▶ _RECORDS PROVIDED_
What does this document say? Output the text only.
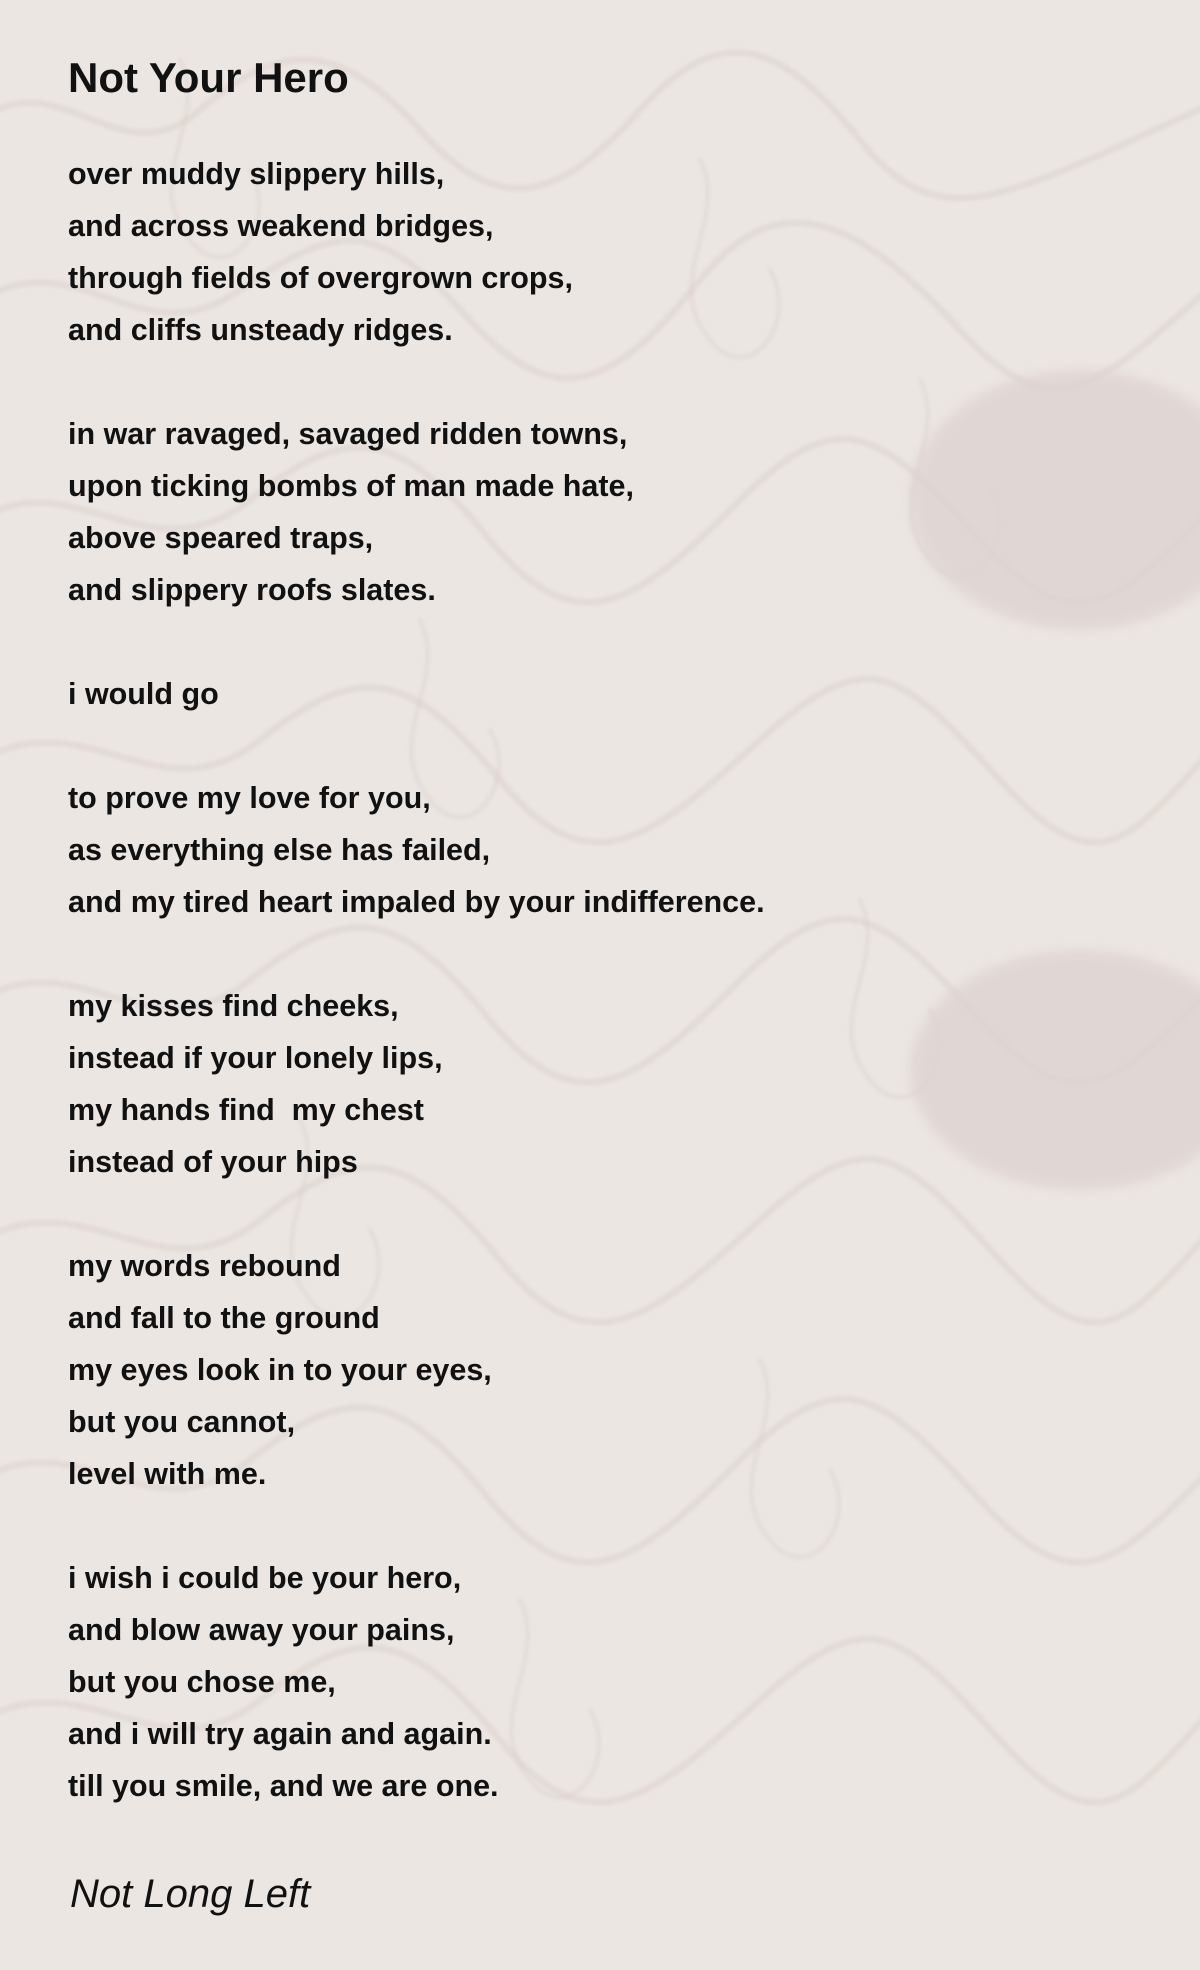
Not Your Hero
over muddy slippery hills,
and across weakend bridges,
through fields of overgrown crops,
and cliffs unsteady ridges.
in war ravaged, savaged ridden towns,
upon ticking bombs of man made hate,
above speared traps,
and slippery roofs slates.
i would go
to prove my love for you,
as everything else has failed,
and my tired heart impaled by your indifference.
my kisses find cheeks,
instead if your lonely lips,
my hands find  my chest
instead of your hips
my words rebound
and fall to the ground
my eyes look in to your eyes,
but you cannot,
level with me.
i wish i could be your hero,
and blow away your pains,
but you chose me,
and i will try again and again.
till you smile, and we are one.

Not Long Left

▶ _WORK INSTRUCTIONS_
Your copy should match the records word for word, with the pictures removed.

▶ _TASK SOLUTION_
What does this document say? Output the text only.
Not Your Hero
over muddy slippery hills,
and across weakend bridges,
through fields of overgrown crops,
and cliffs unsteady ridges.
in war ravaged, savaged ridden towns,
upon ticking bombs of man made hate,
above speared traps,
and slippery roofs slates.
i would go
to prove my love for you,
as everything else has failed,
and my tired heart impaled by your indifference.
my kisses find cheeks,
instead if your lonely lips,
my hands find  my chest
instead of your hips
my words rebound
and fall to the ground
my eyes look in to your eyes,
but you cannot,
level with me.
i wish i could be your hero,
and blow away your pains,
but you chose me,
and i will try again and again.
till you smile, and we are one.

Not Long Left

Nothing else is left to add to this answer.